■ Records for the task
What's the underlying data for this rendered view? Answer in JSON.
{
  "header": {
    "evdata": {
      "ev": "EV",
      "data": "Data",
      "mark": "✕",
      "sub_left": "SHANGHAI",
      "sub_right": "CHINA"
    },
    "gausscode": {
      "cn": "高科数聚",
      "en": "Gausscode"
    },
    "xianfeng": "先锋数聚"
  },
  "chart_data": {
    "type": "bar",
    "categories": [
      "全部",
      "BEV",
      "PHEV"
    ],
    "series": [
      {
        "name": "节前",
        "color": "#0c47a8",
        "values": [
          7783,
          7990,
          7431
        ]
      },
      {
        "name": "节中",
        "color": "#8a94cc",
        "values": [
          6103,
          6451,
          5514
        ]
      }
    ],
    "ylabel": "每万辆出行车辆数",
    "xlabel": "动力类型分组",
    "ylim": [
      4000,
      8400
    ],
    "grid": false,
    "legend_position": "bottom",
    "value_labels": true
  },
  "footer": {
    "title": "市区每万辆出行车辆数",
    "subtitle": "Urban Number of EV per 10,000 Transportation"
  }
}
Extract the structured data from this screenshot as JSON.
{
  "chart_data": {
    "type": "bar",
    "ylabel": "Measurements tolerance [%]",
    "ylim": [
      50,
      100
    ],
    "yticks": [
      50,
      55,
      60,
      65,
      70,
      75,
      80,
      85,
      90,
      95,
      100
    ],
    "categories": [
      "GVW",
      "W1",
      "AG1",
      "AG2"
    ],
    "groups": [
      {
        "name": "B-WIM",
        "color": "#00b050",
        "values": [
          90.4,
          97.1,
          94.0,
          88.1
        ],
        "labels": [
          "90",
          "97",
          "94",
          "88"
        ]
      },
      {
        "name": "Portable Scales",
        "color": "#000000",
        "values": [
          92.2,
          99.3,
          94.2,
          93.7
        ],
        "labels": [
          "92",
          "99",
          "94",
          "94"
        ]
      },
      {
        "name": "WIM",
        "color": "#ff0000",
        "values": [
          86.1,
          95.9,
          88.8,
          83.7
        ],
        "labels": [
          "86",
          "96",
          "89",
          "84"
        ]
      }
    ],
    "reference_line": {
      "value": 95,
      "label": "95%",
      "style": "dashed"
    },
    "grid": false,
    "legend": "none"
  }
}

■ Written request
Using the listing above, state the number of lines that hold "this", with no other text.

■ The result
2